Data entries
┌────────
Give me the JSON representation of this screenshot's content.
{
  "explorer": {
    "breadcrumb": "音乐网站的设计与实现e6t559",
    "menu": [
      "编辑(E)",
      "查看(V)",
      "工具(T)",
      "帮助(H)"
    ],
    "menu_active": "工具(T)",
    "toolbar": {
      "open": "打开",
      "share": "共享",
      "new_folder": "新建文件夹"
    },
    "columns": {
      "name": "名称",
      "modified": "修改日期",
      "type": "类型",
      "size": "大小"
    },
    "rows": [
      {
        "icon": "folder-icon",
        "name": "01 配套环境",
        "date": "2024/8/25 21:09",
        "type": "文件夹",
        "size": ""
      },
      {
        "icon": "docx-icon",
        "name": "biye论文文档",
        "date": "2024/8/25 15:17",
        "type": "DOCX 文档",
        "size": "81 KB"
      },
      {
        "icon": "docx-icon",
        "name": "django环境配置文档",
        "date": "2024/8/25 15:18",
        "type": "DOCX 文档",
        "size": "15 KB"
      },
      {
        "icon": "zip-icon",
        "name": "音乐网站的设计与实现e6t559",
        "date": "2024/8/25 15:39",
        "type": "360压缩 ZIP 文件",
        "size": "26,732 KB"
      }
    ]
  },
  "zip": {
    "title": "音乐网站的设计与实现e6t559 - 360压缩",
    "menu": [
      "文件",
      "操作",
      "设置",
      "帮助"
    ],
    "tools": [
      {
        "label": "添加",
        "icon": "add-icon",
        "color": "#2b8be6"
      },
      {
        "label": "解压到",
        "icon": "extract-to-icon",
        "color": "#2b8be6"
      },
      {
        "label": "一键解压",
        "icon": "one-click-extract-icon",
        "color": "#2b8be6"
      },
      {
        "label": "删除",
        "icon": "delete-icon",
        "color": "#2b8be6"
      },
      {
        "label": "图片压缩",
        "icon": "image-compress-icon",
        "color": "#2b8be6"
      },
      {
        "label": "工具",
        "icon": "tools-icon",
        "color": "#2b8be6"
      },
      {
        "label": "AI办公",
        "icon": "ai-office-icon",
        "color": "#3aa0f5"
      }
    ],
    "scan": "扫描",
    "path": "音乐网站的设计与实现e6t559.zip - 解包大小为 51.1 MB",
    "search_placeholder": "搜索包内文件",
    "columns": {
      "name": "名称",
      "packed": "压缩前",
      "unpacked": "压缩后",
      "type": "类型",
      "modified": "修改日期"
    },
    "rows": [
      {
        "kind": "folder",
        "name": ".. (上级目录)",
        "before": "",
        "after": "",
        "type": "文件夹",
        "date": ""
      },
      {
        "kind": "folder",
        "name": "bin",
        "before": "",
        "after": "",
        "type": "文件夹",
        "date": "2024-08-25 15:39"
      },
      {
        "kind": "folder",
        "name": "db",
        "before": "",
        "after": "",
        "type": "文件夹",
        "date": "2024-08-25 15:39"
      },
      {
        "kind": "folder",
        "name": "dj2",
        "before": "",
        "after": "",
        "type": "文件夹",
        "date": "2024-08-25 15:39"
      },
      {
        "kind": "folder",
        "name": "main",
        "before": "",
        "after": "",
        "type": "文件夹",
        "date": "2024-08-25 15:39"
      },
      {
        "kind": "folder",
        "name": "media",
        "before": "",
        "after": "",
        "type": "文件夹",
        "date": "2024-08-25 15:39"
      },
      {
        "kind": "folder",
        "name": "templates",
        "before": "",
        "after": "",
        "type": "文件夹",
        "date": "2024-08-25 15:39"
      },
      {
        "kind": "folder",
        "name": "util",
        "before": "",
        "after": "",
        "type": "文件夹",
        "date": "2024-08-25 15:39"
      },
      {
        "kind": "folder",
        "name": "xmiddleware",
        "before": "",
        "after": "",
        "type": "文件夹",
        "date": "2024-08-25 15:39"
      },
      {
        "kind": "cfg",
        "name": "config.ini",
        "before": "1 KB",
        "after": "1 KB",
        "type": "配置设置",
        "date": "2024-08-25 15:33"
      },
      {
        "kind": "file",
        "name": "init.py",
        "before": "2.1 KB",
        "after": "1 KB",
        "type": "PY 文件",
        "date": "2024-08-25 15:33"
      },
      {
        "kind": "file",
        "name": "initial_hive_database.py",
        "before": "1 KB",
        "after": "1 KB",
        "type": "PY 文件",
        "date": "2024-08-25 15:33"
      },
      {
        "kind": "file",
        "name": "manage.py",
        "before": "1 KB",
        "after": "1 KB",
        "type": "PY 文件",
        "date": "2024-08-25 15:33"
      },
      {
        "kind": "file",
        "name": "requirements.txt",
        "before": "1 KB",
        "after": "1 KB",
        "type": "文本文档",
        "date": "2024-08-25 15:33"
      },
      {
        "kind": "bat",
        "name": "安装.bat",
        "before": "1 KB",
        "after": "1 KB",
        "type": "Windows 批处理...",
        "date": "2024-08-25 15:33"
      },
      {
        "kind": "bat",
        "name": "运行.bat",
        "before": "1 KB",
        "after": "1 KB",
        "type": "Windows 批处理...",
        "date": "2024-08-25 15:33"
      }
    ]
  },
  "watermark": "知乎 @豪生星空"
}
└────────
REQUEST:
Copy each line of the data above without altering a single character.

THE REPLY:
Give me the JSON representation of this screenshot's content.
{
  "explorer": {
    "breadcrumb": "音乐网站的设计与实现e6t559",
    "menu": [
      "编辑(E)",
      "查看(V)",
      "工具(T)",
      "帮助(H)"
    ],
    "menu_active": "工具(T)",
    "toolbar": {
      "open": "打开",
      "share": "共享",
      "new_folder": "新建文件夹"
    },
    "columns": {
      "name": "名称",
      "modified": "修改日期",
      "type": "类型",
      "size": "大小"
    },
    "rows": [
      {
        "icon": "folder-icon",
        "name": "01 配套环境",
        "date": "2024/8/25 21:09",
        "type": "文件夹",
        "size": ""
      },
      {
        "icon": "docx-icon",
        "name": "biye论文文档",
        "date": "2024/8/25 15:17",
        "type": "DOCX 文档",
        "size": "81 KB"
      },
      {
        "icon": "docx-icon",
        "name": "django环境配置文档",
        "date": "2024/8/25 15:18",
        "type": "DOCX 文档",
        "size": "15 KB"
      },
      {
        "icon": "zip-icon",
        "name": "音乐网站的设计与实现e6t559",
        "date": "2024/8/25 15:39",
        "type": "360压缩 ZIP 文件",
        "size": "26,732 KB"
      }
    ]
  },
  "zip": {
    "title": "音乐网站的设计与实现e6t559 - 360压缩",
    "menu": [
      "文件",
      "操作",
      "设置",
      "帮助"
    ],
    "tools": [
      {
        "label": "添加",
        "icon": "add-icon",
        "color": "#2b8be6"
      },
      {
        "label": "解压到",
        "icon": "extract-to-icon",
        "color": "#2b8be6"
      },
      {
        "label": "一键解压",
        "icon": "one-click-extract-icon",
        "color": "#2b8be6"
      },
      {
        "label": "删除",
        "icon": "delete-icon",
        "color": "#2b8be6"
      },
      {
        "label": "图片压缩",
        "icon": "image-compress-icon",
        "color": "#2b8be6"
      },
      {
        "label": "工具",
        "icon": "tools-icon",
        "color": "#2b8be6"
      },
      {
        "label": "AI办公",
        "icon": "ai-office-icon",
        "color": "#3aa0f5"
      }
    ],
    "scan": "扫描",
    "path": "音乐网站的设计与实现e6t559.zip - 解包大小为 51.1 MB",
    "search_placeholder": "搜索包内文件",
    "columns": {
      "name": "名称",
      "packed": "压缩前",
      "unpacked": "压缩后",
      "type": "类型",
      "modified": "修改日期"
    },
    "rows": [
      {
        "kind": "folder",
        "name": ".. (上级目录)",
        "before": "",
        "after": "",
        "type": "文件夹",
        "date": ""
      },
      {
        "kind": "folder",
        "name": "bin",
        "before": "",
        "after": "",
        "type": "文件夹",
        "date": "2024-08-25 15:39"
      },
      {
        "kind": "folder",
        "name": "db",
        "before": "",
        "after": "",
        "type": "文件夹",
        "date": "2024-08-25 15:39"
      },
      {
        "kind": "folder",
        "name": "dj2",
        "before": "",
        "after": "",
        "type": "文件夹",
        "date": "2024-08-25 15:39"
      },
      {
        "kind": "folder",
        "name": "main",
        "before": "",
        "after": "",
        "type": "文件夹",
        "date": "2024-08-25 15:39"
      },
      {
        "kind": "folder",
        "name": "media",
        "before": "",
        "after": "",
        "type": "文件夹",
        "date": "2024-08-25 15:39"
      },
      {
        "kind": "folder",
        "name": "templates",
        "before": "",
        "after": "",
        "type": "文件夹",
        "date": "2024-08-25 15:39"
      },
      {
        "kind": "folder",
        "name": "util",
        "before": "",
        "after": "",
        "type": "文件夹",
        "date": "2024-08-25 15:39"
      },
      {
        "kind": "folder",
        "name": "xmiddleware",
        "before": "",
        "after": "",
        "type": "文件夹",
        "date": "2024-08-25 15:39"
      },
      {
        "kind": "cfg",
        "name": "config.ini",
        "before": "1 KB",
        "after": "1 KB",
        "type": "配置设置",
        "date": "2024-08-25 15:33"
      },
      {
        "kind": "file",
        "name": "init.py",
        "before": "2.1 KB",
        "after": "1 KB",
        "type": "PY 文件",
        "date": "2024-08-25 15:33"
      },
      {
        "kind": "file",
        "name": "initial_hive_database.py",
        "before": "1 KB",
        "after": "1 KB",
        "type": "PY 文件",
        "date": "2024-08-25 15:33"
      },
      {
        "kind": "file",
        "name": "manage.py",
        "before": "1 KB",
        "after": "1 KB",
        "type": "PY 文件",
        "date": "2024-08-25 15:33"
      },
      {
        "kind": "file",
        "name": "requirements.txt",
        "before": "1 KB",
        "after": "1 KB",
        "type": "文本文档",
        "date": "2024-08-25 15:33"
      },
      {
        "kind": "bat",
        "name": "安装.bat",
        "before": "1 KB",
        "after": "1 KB",
        "type": "Windows 批处理...",
        "date": "2024-08-25 15:33"
      },
      {
        "kind": "bat",
        "name": "运行.bat",
        "before": "1 KB",
        "after": "1 KB",
        "type": "Windows 批处理...",
        "date": "2024-08-25 15:33"
      }
    ]
  },
  "watermark": "知乎 @豪生星空"
}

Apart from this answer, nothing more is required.